* begin DATA RECORDS *

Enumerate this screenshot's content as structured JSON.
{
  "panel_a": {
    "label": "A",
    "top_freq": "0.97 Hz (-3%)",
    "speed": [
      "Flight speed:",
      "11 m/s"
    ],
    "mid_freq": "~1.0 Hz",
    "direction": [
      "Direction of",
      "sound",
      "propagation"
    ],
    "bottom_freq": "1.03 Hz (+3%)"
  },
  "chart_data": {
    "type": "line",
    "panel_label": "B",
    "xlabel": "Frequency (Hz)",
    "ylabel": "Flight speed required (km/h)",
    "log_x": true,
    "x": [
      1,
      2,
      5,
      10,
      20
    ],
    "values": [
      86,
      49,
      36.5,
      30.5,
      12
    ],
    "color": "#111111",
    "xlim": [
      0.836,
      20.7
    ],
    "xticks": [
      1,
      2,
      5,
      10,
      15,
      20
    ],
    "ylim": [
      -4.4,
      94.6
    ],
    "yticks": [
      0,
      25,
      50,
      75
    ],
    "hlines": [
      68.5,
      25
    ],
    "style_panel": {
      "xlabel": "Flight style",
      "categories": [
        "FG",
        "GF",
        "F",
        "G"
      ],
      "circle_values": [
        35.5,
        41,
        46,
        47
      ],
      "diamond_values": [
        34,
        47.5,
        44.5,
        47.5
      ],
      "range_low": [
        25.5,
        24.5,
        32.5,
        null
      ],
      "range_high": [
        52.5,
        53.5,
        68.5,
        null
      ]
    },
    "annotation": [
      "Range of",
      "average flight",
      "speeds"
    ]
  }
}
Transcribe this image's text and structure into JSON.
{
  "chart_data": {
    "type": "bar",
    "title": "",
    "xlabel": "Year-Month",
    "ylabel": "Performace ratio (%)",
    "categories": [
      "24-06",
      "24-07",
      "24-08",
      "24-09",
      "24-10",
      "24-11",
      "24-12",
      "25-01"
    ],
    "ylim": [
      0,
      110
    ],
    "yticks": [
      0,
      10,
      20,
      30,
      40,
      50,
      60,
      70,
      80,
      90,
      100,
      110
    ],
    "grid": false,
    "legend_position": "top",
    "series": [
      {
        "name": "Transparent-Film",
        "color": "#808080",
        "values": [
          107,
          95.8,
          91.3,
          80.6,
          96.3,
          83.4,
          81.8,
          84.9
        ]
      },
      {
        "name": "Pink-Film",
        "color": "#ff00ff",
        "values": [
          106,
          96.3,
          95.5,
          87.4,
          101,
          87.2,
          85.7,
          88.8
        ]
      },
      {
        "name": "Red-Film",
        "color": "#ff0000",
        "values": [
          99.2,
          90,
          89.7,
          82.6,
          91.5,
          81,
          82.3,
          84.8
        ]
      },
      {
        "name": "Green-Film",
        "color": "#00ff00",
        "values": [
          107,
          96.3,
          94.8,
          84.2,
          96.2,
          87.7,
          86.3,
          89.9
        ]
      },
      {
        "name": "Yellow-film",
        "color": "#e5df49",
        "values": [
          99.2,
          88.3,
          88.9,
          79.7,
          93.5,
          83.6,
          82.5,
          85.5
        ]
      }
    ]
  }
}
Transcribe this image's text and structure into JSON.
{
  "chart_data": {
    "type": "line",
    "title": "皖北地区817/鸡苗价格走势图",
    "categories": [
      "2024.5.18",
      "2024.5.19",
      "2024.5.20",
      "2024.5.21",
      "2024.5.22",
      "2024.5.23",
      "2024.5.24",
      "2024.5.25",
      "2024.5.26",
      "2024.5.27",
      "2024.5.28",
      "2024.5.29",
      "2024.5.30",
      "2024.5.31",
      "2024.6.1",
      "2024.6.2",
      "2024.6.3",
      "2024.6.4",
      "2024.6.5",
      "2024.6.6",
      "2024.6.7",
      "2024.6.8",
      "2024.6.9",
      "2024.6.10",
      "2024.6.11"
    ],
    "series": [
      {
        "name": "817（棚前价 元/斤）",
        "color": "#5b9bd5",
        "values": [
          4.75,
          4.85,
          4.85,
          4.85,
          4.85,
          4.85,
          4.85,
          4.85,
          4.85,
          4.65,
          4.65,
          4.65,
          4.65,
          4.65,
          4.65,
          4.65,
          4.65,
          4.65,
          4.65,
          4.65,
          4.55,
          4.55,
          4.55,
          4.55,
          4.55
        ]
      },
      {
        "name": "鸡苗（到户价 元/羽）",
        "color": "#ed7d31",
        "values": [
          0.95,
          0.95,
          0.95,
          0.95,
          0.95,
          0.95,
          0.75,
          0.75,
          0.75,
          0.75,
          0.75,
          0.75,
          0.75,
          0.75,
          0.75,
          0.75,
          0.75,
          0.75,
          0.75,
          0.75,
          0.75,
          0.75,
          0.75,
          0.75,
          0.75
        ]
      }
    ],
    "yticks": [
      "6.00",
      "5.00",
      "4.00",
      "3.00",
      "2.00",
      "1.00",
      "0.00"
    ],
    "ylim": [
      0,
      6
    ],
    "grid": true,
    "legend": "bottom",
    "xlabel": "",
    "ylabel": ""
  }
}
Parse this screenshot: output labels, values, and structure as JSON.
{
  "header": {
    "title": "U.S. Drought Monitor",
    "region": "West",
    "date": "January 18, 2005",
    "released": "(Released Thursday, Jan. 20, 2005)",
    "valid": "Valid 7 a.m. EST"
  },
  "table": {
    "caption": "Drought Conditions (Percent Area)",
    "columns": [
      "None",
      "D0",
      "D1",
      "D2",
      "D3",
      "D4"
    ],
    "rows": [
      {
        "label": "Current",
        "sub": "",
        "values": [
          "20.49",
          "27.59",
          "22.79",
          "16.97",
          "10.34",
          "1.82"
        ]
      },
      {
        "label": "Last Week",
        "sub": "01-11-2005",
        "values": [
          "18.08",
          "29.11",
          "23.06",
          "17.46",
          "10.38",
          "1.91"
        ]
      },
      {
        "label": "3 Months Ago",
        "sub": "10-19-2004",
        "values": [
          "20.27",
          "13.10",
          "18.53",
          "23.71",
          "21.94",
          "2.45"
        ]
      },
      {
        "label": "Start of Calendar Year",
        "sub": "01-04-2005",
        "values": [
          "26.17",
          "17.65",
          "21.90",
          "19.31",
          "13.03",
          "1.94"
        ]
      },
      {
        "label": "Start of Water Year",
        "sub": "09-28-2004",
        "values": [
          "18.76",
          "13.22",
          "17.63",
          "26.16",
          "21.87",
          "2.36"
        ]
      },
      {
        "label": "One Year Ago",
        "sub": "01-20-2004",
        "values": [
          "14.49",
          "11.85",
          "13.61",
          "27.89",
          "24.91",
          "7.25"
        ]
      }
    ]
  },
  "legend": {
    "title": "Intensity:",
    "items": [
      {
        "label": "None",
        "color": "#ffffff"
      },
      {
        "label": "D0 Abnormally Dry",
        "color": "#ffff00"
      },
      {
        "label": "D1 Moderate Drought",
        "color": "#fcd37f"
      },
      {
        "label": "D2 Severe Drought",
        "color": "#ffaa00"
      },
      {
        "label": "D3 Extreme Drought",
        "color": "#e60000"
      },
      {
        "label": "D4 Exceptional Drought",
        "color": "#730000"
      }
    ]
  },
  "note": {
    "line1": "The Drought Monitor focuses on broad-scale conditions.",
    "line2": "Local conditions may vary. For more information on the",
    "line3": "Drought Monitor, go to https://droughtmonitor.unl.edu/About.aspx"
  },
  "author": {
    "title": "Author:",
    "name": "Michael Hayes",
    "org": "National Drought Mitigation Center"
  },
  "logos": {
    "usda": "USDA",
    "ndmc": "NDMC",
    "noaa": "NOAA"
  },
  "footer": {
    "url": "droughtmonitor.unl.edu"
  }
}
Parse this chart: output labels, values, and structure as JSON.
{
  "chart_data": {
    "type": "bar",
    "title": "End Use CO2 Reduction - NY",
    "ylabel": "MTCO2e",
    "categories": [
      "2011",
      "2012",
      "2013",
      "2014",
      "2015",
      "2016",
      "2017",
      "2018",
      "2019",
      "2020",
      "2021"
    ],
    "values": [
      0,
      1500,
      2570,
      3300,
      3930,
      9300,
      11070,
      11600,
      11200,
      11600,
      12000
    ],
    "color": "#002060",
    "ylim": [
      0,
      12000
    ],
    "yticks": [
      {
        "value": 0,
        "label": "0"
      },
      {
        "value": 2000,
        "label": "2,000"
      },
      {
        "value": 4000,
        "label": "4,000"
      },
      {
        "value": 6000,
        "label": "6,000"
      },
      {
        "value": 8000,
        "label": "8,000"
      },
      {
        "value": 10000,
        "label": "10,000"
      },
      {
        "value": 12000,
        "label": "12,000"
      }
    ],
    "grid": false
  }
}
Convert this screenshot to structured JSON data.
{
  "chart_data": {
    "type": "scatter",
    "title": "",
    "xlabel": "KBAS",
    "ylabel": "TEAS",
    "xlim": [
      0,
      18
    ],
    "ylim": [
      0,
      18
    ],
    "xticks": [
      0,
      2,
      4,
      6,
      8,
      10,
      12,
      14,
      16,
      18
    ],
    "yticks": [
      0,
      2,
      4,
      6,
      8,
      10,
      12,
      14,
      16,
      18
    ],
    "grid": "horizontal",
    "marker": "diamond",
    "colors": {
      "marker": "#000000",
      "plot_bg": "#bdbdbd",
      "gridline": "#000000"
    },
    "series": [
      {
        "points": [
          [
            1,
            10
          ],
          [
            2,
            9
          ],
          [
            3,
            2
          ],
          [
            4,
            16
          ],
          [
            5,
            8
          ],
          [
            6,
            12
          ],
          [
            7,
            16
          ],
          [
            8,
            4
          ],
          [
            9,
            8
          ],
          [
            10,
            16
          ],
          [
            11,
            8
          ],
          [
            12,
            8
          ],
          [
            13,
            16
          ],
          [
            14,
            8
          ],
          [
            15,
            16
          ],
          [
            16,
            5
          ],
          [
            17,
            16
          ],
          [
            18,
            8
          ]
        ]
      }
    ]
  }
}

* end DATA RECORDS *

**DESCRIPTION OF THE TASK**
Say how many lines have the string "Year" in them, offering no words beyond the number.

**TASK RESULT**
4